| Exercise goal |
Find all lines in the listing that include the word "title", then copy them.

| Entries provided |
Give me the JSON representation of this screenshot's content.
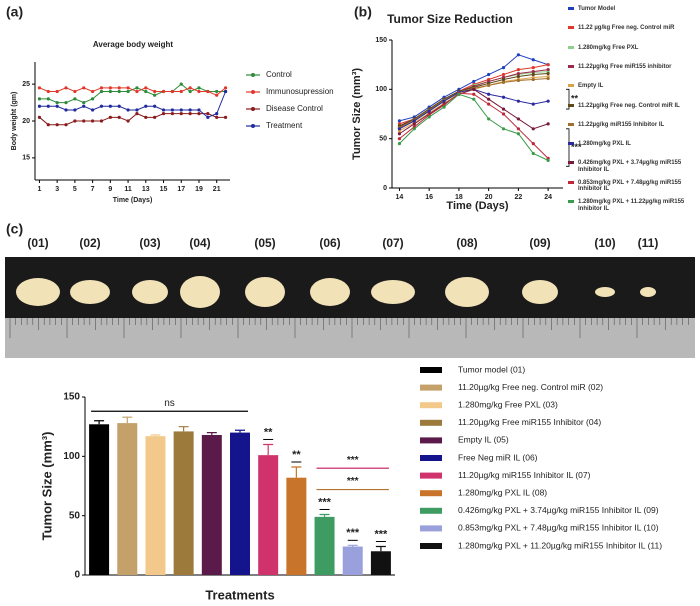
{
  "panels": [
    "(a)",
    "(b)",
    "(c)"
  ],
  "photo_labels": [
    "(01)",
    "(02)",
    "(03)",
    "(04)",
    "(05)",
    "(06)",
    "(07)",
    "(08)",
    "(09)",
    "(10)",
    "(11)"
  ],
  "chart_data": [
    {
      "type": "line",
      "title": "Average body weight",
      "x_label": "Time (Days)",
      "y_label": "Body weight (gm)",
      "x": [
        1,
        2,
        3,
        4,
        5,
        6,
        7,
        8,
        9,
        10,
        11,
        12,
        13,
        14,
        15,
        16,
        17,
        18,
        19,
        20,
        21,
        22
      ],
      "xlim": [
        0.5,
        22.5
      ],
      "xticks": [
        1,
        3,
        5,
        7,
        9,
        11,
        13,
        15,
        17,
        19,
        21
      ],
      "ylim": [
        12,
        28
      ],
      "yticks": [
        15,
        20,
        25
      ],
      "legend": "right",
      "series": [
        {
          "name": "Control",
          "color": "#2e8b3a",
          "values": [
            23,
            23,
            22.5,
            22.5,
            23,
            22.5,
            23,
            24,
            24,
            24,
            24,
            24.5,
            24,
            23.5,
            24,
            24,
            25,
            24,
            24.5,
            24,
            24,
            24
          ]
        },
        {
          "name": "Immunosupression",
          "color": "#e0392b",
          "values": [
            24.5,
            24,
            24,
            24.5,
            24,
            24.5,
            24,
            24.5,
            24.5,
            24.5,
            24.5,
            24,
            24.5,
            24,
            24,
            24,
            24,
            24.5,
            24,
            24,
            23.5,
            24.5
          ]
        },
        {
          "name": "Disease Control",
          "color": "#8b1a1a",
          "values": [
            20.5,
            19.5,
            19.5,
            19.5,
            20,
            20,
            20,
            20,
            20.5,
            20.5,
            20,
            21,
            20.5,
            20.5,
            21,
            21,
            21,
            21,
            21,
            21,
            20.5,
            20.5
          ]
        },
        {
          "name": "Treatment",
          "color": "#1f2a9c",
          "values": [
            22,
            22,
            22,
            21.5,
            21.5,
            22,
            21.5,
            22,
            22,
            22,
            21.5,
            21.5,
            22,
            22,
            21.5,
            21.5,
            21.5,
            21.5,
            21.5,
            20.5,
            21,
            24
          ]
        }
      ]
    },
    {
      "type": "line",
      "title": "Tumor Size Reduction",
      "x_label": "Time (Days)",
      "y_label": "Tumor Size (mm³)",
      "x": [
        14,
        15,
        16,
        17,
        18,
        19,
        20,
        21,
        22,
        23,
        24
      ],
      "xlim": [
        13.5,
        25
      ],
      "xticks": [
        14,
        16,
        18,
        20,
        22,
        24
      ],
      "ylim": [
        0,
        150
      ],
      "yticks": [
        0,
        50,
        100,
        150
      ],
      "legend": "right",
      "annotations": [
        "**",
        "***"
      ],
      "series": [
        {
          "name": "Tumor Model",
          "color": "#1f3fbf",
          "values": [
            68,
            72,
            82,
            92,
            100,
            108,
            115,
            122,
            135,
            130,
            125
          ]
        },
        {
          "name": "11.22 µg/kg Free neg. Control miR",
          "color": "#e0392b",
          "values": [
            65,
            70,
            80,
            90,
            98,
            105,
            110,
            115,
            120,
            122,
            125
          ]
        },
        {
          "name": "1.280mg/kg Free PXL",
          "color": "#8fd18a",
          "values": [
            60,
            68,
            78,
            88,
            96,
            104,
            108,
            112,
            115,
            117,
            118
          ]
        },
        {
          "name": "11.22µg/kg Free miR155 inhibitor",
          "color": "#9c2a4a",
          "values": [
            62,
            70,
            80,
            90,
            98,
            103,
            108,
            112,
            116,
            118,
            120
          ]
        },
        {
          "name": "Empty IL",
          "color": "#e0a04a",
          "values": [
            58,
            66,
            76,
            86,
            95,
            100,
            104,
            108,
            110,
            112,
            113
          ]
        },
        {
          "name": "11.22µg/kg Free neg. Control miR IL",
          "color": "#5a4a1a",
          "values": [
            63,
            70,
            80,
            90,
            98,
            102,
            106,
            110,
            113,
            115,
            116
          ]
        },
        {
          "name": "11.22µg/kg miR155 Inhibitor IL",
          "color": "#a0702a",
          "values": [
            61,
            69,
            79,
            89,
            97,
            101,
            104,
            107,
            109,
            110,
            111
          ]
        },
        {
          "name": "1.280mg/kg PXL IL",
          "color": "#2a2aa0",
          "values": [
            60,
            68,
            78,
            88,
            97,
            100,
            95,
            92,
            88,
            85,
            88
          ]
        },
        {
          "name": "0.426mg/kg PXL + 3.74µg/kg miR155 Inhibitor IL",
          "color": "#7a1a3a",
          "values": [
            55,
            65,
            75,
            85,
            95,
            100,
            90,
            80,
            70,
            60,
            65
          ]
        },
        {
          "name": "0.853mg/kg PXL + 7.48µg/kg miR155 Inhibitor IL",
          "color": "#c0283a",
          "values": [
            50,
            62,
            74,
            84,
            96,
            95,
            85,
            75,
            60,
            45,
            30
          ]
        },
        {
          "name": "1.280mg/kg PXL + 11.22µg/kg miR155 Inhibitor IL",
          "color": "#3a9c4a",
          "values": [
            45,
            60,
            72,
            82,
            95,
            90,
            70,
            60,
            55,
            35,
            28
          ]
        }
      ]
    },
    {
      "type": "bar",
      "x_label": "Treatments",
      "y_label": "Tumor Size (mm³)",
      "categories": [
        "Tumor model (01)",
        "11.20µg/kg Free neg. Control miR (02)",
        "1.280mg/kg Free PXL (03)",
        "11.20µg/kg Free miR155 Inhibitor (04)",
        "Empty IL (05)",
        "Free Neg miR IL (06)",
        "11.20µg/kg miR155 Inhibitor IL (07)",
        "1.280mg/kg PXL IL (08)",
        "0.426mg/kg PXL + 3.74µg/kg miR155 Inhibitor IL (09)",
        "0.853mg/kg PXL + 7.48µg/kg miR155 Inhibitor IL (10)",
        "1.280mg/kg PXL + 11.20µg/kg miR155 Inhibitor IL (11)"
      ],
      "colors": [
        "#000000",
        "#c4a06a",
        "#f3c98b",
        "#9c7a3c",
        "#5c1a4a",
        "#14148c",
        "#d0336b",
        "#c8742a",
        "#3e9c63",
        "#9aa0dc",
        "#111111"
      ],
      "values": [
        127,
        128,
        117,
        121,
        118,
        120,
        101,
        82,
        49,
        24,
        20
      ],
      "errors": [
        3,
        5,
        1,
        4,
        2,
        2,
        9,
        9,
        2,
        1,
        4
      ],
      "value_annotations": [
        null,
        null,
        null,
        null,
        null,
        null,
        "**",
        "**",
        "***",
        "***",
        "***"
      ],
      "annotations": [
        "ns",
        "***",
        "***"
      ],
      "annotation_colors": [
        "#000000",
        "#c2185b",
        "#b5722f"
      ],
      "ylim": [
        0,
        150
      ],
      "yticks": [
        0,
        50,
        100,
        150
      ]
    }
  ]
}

| Answer box |
      "title": "Average body weight",
      "title": "Tumor Size Reduction",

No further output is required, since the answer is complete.